* PROBLEM DESCRIPTION:
Beginning with the line containing "Extract the structured" and ending with the last line, repeat the records exactly.

[Stored entries]
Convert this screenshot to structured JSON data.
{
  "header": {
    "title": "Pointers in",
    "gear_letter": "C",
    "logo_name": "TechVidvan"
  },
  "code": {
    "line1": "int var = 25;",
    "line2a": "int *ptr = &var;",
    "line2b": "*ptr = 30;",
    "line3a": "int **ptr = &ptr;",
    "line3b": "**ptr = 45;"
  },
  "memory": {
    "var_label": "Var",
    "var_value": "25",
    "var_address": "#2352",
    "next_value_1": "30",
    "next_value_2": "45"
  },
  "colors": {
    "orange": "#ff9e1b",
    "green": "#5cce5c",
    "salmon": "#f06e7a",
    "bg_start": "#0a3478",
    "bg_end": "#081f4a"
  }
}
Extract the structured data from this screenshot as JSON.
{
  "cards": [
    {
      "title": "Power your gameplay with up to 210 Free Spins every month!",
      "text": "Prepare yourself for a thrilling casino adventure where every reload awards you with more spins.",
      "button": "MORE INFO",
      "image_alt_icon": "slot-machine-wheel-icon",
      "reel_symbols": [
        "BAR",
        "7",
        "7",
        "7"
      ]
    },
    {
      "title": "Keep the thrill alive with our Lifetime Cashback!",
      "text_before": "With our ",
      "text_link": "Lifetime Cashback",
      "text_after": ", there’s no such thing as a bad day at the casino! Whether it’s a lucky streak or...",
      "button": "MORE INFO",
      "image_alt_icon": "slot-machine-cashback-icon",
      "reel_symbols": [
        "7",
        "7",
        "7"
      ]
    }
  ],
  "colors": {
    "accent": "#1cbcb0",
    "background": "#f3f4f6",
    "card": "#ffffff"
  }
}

* THE RESPONSE:
Extract the structured data from this screenshot as JSON.
{
  "cards": [
    {
      "title": "Power your gameplay with up to 210 Free Spins every month!",
      "text": "Prepare yourself for a thrilling casino adventure where every reload awards you with more spins.",
      "button": "MORE INFO",
      "image_alt_icon": "slot-machine-wheel-icon",
      "reel_symbols": [
        "BAR",
        "7",
        "7",
        "7"
      ]
    },
    {
      "title": "Keep the thrill alive with our Lifetime Cashback!",
      "text_before": "With our ",
      "text_link": "Lifetime Cashback",
      "text_after": ", there’s no such thing as a bad day at the casino! Whether it’s a lucky streak or...",
      "button": "MORE INFO",
      "image_alt_icon": "slot-machine-cashback-icon",
      "reel_symbols": [
        "7",
        "7",
        "7"
      ]
    }
  ],
  "colors": {
    "accent": "#1cbcb0",
    "background": "#f3f4f6",
    "card": "#ffffff"
  }
}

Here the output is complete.